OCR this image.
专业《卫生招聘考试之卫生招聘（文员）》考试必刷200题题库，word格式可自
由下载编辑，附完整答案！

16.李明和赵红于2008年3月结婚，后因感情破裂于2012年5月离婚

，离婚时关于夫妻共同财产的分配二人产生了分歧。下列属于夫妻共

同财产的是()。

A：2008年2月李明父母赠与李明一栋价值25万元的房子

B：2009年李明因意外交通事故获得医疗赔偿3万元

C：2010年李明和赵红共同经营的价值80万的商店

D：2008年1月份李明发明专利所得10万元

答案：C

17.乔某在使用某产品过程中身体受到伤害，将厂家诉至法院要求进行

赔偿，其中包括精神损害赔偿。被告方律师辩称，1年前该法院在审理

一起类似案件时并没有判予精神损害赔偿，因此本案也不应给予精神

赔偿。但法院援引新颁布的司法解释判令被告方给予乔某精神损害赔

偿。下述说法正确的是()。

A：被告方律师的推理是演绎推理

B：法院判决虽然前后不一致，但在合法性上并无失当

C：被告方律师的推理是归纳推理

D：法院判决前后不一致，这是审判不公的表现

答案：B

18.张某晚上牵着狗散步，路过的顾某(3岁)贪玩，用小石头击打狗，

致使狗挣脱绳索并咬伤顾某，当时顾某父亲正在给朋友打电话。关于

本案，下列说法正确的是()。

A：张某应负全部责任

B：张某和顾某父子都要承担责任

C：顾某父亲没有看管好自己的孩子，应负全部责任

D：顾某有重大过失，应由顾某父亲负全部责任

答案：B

### STATED PROBLEM
Return all of the data precisely as it appears.

### TASK OUTPUT
OCR this image.
专业《卫生招聘考试之卫生招聘（文员）》考试必刷200题题库，word格式可自
由下载编辑，附完整答案！

16.李明和赵红于2008年3月结婚，后因感情破裂于2012年5月离婚

，离婚时关于夫妻共同财产的分配二人产生了分歧。下列属于夫妻共

同财产的是()。

A：2008年2月李明父母赠与李明一栋价值25万元的房子

B：2009年李明因意外交通事故获得医疗赔偿3万元

C：2010年李明和赵红共同经营的价值80万的商店

D：2008年1月份李明发明专利所得10万元

答案：C

17.乔某在使用某产品过程中身体受到伤害，将厂家诉至法院要求进行

赔偿，其中包括精神损害赔偿。被告方律师辩称，1年前该法院在审理

一起类似案件时并没有判予精神损害赔偿，因此本案也不应给予精神

赔偿。但法院援引新颁布的司法解释判令被告方给予乔某精神损害赔

偿。下述说法正确的是()。

A：被告方律师的推理是演绎推理

B：法院判决虽然前后不一致，但在合法性上并无失当

C：被告方律师的推理是归纳推理

D：法院判决前后不一致，这是审判不公的表现

答案：B

18.张某晚上牵着狗散步，路过的顾某(3岁)贪玩，用小石头击打狗，

致使狗挣脱绳索并咬伤顾某，当时顾某父亲正在给朋友打电话。关于

本案，下列说法正确的是()。

A：张某应负全部责任

B：张某和顾某父子都要承担责任

C：顾某父亲没有看管好自己的孩子，应负全部责任

D：顾某有重大过失，应由顾某父亲负全部责任

答案：B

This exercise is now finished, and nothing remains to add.